Start of DATA LISTING

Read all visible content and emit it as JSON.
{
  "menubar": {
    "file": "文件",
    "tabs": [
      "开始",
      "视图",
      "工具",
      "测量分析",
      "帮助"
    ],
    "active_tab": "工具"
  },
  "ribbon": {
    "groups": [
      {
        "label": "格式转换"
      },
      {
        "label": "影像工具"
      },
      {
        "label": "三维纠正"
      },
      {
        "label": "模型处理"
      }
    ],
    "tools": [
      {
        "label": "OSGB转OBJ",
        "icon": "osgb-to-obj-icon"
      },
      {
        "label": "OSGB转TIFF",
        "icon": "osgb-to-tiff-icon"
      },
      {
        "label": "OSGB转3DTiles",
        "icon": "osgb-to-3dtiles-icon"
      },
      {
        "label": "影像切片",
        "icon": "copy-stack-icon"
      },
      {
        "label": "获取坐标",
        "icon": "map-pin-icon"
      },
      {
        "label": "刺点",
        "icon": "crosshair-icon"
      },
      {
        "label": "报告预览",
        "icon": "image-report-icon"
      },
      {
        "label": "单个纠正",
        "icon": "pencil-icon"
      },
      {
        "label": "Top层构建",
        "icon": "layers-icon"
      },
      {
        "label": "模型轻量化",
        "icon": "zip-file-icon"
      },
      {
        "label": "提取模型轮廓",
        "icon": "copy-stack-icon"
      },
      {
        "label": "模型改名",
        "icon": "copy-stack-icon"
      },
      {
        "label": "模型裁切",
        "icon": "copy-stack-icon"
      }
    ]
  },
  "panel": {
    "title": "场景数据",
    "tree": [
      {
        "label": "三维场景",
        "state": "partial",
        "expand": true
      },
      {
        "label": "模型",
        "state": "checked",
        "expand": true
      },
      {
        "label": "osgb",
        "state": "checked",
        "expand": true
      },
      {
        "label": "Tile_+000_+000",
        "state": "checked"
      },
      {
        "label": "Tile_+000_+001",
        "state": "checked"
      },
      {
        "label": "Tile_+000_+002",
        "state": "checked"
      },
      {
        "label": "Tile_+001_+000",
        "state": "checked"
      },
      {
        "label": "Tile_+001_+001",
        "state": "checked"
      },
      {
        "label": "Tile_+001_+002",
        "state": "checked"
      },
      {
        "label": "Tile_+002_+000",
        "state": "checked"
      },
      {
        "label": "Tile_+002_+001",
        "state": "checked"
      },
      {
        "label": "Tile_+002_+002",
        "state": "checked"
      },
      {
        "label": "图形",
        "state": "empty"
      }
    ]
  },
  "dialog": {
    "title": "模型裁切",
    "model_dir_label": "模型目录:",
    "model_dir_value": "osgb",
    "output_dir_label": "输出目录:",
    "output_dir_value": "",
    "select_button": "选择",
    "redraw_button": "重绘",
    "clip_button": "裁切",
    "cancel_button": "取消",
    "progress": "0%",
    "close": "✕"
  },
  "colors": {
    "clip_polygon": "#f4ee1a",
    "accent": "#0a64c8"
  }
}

End of DATA LISTING

:: REQUEST ::
Return all of the entries exactly as written.

:: REPLY TO THE TASK ::
Read all visible content and emit it as JSON.
{
  "menubar": {
    "file": "文件",
    "tabs": [
      "开始",
      "视图",
      "工具",
      "测量分析",
      "帮助"
    ],
    "active_tab": "工具"
  },
  "ribbon": {
    "groups": [
      {
        "label": "格式转换"
      },
      {
        "label": "影像工具"
      },
      {
        "label": "三维纠正"
      },
      {
        "label": "模型处理"
      }
    ],
    "tools": [
      {
        "label": "OSGB转OBJ",
        "icon": "osgb-to-obj-icon"
      },
      {
        "label": "OSGB转TIFF",
        "icon": "osgb-to-tiff-icon"
      },
      {
        "label": "OSGB转3DTiles",
        "icon": "osgb-to-3dtiles-icon"
      },
      {
        "label": "影像切片",
        "icon": "copy-stack-icon"
      },
      {
        "label": "获取坐标",
        "icon": "map-pin-icon"
      },
      {
        "label": "刺点",
        "icon": "crosshair-icon"
      },
      {
        "label": "报告预览",
        "icon": "image-report-icon"
      },
      {
        "label": "单个纠正",
        "icon": "pencil-icon"
      },
      {
        "label": "Top层构建",
        "icon": "layers-icon"
      },
      {
        "label": "模型轻量化",
        "icon": "zip-file-icon"
      },
      {
        "label": "提取模型轮廓",
        "icon": "copy-stack-icon"
      },
      {
        "label": "模型改名",
        "icon": "copy-stack-icon"
      },
      {
        "label": "模型裁切",
        "icon": "copy-stack-icon"
      }
    ]
  },
  "panel": {
    "title": "场景数据",
    "tree": [
      {
        "label": "三维场景",
        "state": "partial",
        "expand": true
      },
      {
        "label": "模型",
        "state": "checked",
        "expand": true
      },
      {
        "label": "osgb",
        "state": "checked",
        "expand": true
      },
      {
        "label": "Tile_+000_+000",
        "state": "checked"
      },
      {
        "label": "Tile_+000_+001",
        "state": "checked"
      },
      {
        "label": "Tile_+000_+002",
        "state": "checked"
      },
      {
        "label": "Tile_+001_+000",
        "state": "checked"
      },
      {
        "label": "Tile_+001_+001",
        "state": "checked"
      },
      {
        "label": "Tile_+001_+002",
        "state": "checked"
      },
      {
        "label": "Tile_+002_+000",
        "state": "checked"
      },
      {
        "label": "Tile_+002_+001",
        "state": "checked"
      },
      {
        "label": "Tile_+002_+002",
        "state": "checked"
      },
      {
        "label": "图形",
        "state": "empty"
      }
    ]
  },
  "dialog": {
    "title": "模型裁切",
    "model_dir_label": "模型目录:",
    "model_dir_value": "osgb",
    "output_dir_label": "输出目录:",
    "output_dir_value": "",
    "select_button": "选择",
    "redraw_button": "重绘",
    "clip_button": "裁切",
    "cancel_button": "取消",
    "progress": "0%",
    "close": "✕"
  },
  "colors": {
    "clip_polygon": "#f4ee1a",
    "accent": "#0a64c8"
  }
}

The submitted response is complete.